Data provided
● ● ● ● ●

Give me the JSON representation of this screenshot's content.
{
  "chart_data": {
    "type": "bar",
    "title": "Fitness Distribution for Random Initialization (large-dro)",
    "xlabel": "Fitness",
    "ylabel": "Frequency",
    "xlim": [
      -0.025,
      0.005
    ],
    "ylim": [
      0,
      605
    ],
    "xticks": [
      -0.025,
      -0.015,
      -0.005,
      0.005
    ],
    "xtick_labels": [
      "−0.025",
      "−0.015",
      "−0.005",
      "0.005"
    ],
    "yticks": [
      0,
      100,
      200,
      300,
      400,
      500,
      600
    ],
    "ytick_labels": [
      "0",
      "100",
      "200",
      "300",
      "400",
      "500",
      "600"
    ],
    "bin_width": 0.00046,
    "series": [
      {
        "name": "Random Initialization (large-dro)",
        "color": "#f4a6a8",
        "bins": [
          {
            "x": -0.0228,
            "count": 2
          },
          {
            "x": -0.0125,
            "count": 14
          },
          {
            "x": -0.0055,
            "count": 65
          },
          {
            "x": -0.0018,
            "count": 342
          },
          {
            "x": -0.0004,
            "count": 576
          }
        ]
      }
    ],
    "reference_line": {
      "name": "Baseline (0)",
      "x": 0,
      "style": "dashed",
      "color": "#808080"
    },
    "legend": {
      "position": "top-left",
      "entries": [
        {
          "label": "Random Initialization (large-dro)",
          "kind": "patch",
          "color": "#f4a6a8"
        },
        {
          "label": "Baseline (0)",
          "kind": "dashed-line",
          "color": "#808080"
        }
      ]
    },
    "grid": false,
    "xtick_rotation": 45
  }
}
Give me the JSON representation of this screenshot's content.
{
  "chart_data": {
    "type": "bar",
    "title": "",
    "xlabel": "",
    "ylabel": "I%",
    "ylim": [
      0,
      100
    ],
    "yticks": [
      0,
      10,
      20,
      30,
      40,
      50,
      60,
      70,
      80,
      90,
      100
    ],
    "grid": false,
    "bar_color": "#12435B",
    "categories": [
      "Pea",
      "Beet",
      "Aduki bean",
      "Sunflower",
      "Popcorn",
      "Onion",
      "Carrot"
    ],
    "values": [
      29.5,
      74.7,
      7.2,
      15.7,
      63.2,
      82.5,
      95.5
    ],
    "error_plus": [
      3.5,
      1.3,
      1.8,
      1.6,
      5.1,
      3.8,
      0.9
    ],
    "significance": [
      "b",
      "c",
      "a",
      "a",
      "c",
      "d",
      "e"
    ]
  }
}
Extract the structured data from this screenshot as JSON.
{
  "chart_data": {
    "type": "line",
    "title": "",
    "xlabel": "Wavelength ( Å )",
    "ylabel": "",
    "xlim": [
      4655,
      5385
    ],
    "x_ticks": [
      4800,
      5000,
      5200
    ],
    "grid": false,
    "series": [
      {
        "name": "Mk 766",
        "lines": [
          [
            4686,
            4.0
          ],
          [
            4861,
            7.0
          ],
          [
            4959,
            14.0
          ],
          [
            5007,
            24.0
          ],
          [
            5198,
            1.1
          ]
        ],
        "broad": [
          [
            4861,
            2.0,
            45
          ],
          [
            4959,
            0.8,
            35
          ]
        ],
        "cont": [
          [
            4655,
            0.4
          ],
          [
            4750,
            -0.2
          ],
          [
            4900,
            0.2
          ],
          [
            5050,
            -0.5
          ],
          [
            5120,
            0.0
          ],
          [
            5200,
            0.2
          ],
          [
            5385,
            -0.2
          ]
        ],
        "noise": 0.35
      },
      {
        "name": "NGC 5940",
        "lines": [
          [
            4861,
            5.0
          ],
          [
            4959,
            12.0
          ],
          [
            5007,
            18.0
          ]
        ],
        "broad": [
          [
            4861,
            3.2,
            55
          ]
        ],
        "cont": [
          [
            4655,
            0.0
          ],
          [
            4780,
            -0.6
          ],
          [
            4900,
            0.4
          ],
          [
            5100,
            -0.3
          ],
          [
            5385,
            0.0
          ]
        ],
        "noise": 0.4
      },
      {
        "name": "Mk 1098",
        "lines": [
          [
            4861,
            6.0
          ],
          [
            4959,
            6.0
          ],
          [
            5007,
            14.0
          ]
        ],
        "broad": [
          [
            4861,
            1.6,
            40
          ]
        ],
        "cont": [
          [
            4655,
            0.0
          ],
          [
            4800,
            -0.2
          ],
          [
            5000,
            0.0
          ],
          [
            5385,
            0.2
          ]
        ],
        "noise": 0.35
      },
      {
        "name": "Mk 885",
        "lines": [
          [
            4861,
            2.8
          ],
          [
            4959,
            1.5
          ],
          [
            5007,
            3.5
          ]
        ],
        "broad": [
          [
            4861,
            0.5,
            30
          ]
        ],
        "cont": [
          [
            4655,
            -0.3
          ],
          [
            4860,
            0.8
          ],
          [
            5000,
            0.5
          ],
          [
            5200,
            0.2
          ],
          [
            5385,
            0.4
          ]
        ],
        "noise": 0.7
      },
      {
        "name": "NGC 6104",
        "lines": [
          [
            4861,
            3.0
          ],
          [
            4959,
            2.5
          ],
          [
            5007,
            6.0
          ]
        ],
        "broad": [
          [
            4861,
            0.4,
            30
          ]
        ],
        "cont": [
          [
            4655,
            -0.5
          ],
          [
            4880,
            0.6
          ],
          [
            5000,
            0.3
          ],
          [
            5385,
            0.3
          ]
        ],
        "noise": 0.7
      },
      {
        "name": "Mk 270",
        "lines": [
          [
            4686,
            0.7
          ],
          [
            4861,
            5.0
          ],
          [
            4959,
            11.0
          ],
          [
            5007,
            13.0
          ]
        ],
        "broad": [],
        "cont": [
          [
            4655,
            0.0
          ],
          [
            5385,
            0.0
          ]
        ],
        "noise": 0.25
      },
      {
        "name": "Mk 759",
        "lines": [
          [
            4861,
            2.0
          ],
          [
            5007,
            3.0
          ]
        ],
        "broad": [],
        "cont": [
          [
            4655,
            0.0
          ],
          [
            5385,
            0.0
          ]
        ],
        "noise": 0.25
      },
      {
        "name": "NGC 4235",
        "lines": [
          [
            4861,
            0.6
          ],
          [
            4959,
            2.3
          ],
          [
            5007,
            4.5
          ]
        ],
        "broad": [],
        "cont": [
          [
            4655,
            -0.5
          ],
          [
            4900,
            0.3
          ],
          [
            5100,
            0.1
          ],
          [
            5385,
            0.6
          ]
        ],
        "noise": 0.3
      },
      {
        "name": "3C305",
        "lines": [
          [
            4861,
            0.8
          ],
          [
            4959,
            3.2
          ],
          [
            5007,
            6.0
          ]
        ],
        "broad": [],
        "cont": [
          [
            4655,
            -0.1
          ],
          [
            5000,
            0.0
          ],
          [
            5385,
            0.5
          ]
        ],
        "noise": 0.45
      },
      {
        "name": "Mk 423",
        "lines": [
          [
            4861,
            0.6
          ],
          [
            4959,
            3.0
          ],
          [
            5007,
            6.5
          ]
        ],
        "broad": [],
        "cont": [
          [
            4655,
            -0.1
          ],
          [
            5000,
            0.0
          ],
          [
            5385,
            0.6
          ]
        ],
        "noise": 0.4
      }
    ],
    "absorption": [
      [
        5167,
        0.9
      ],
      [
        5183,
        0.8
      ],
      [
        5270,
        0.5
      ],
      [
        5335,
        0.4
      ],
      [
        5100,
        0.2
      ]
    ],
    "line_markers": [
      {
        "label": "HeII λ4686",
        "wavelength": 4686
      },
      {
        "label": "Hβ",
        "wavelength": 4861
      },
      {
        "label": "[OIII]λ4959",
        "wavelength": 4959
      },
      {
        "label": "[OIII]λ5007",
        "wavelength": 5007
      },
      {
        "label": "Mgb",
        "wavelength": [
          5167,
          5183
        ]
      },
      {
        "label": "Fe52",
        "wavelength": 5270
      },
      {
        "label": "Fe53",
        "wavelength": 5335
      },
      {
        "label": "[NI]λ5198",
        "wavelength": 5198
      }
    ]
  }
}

● ● ● ● ●

Exercise objective
Identify each line in the entries with the word "xlabel" and copy it.

Result of the task
    "xlabel": "Fitness",
    "xlabel": "",
    "xlabel": "Wavelength ( Å )",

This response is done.